### TASK REQUIREMENTS
Rewrite the records from the line containing "What elements are" through the line containing "x-tick-label: 2600: [489, 443, 523, 462]", swapping "plot-area" for "chart-area" and leaving everything else as it is. Omit the pictures from your answer.

Annotated element entries

----

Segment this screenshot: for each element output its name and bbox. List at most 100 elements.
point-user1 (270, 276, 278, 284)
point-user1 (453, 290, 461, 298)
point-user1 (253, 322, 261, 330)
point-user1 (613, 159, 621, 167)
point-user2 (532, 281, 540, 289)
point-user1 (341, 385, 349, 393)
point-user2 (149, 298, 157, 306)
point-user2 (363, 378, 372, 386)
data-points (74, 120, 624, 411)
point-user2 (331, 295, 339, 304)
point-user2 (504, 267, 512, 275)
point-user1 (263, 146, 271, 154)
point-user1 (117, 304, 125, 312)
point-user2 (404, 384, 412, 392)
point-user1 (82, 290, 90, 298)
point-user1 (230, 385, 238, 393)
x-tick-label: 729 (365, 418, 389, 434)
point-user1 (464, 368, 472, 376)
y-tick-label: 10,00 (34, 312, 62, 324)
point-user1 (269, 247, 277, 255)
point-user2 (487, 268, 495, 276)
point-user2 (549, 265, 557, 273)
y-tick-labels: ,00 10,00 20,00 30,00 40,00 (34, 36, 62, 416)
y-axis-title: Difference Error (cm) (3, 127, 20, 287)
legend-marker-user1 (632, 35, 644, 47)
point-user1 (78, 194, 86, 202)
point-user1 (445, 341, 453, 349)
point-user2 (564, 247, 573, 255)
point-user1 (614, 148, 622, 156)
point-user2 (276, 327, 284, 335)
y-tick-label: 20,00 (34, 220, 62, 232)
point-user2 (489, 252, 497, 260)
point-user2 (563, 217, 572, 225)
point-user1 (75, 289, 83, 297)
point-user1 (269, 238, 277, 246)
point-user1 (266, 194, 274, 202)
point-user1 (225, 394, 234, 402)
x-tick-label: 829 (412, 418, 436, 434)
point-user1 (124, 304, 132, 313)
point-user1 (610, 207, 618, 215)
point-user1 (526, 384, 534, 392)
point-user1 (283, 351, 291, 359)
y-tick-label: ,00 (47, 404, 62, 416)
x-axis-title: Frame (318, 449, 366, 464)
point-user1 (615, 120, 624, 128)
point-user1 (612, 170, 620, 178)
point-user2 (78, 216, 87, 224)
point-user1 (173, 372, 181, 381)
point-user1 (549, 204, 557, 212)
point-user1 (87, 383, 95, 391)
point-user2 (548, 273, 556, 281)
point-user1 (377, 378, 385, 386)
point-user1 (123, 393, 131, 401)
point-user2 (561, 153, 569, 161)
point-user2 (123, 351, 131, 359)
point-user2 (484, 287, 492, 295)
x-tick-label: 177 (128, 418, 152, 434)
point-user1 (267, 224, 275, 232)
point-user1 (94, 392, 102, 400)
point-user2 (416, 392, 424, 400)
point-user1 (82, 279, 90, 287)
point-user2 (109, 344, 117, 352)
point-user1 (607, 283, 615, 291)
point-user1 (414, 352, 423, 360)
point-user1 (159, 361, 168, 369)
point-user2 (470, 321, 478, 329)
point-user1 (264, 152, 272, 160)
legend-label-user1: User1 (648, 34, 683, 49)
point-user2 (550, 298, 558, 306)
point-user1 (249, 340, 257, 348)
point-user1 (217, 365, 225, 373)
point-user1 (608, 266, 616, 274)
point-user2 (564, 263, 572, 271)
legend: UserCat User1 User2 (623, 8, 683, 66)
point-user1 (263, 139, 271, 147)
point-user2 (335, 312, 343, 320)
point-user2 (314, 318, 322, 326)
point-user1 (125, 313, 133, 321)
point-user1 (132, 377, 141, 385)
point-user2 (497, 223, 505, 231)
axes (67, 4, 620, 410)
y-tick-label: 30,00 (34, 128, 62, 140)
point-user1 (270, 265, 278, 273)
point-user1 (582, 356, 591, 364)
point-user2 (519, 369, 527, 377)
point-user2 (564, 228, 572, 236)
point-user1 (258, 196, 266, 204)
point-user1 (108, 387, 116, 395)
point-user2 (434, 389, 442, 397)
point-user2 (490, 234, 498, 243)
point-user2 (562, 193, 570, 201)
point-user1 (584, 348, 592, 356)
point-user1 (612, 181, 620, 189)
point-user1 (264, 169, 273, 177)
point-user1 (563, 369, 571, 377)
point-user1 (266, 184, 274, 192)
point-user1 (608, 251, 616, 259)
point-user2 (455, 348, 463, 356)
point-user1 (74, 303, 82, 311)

----

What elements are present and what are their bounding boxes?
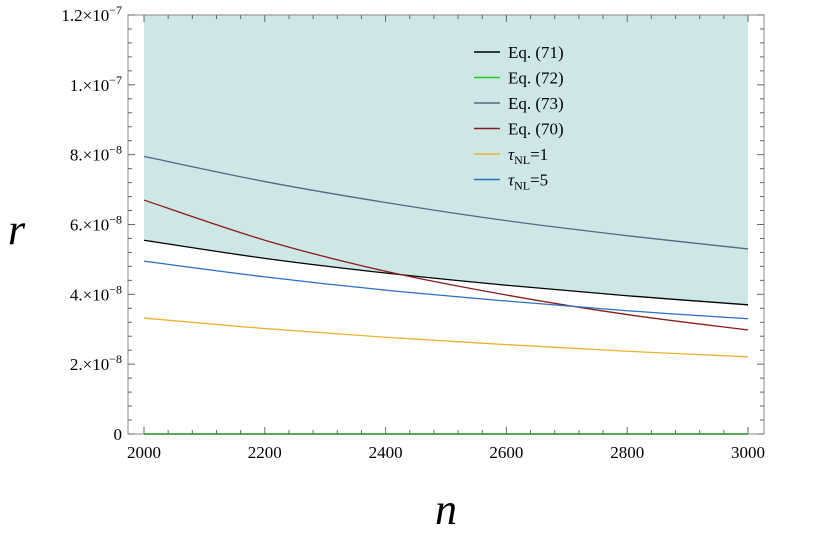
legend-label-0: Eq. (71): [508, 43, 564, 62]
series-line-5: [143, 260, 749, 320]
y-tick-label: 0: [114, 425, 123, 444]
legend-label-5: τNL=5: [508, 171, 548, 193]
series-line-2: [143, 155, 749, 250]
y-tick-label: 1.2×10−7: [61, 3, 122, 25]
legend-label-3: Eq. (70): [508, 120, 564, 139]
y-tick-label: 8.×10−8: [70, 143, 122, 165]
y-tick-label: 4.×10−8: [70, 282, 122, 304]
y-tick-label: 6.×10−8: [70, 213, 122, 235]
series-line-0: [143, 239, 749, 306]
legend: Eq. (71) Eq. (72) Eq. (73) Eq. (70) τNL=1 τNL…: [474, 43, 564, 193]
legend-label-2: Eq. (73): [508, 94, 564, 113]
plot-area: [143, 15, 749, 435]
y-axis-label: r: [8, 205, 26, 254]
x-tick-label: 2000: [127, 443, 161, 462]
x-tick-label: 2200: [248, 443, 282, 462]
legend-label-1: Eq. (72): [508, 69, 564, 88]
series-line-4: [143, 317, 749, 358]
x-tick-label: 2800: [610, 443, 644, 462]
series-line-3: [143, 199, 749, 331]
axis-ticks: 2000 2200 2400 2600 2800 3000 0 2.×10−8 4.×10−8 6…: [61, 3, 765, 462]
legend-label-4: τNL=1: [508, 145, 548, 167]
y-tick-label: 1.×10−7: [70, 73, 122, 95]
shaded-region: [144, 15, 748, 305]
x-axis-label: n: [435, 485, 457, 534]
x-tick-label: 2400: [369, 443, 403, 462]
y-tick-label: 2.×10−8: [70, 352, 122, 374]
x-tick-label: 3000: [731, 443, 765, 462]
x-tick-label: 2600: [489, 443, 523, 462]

----

### RESPONSE
What elements are present and what are their bounding boxes?
legend-label-0: Eq. (71): [508, 43, 564, 62]
series-line-5: [143, 260, 749, 320]
y-tick-label: 0: [114, 425, 123, 444]
legend-label-5: τNL=5: [508, 171, 548, 193]
series-line-2: [143, 155, 749, 250]
y-tick-label: 1.2×10−7: [61, 3, 122, 25]
legend-label-3: Eq. (70): [508, 120, 564, 139]
y-tick-label: 8.×10−8: [70, 143, 122, 165]
y-tick-label: 4.×10−8: [70, 282, 122, 304]
y-tick-label: 6.×10−8: [70, 213, 122, 235]
series-line-0: [143, 239, 749, 306]
legend: Eq. (71) Eq. (72) Eq. (73) Eq. (70) τNL=1 τNL…: [474, 43, 564, 193]
legend-label-2: Eq. (73): [508, 94, 564, 113]
chart-area: [143, 15, 749, 435]
y-axis-label: r: [8, 205, 26, 254]
x-tick-label: 2000: [127, 443, 161, 462]
x-tick-label: 2200: [248, 443, 282, 462]
legend-label-1: Eq. (72): [508, 69, 564, 88]
series-line-4: [143, 317, 749, 358]
x-tick-label: 2800: [610, 443, 644, 462]
series-line-3: [143, 199, 749, 331]
axis-ticks: 2000 2200 2400 2600 2800 3000 0 2.×10−8 4.×10−8 6…: [61, 3, 765, 462]
legend-label-4: τNL=1: [508, 145, 548, 167]
y-tick-label: 1.×10−7: [70, 73, 122, 95]
shaded-region: [144, 15, 748, 305]
x-axis-label: n: [435, 485, 457, 534]
x-tick-label: 2400: [369, 443, 403, 462]
y-tick-label: 2.×10−8: [70, 352, 122, 374]
x-tick-label: 3000: [731, 443, 765, 462]
x-tick-label: 2600: [489, 443, 523, 462]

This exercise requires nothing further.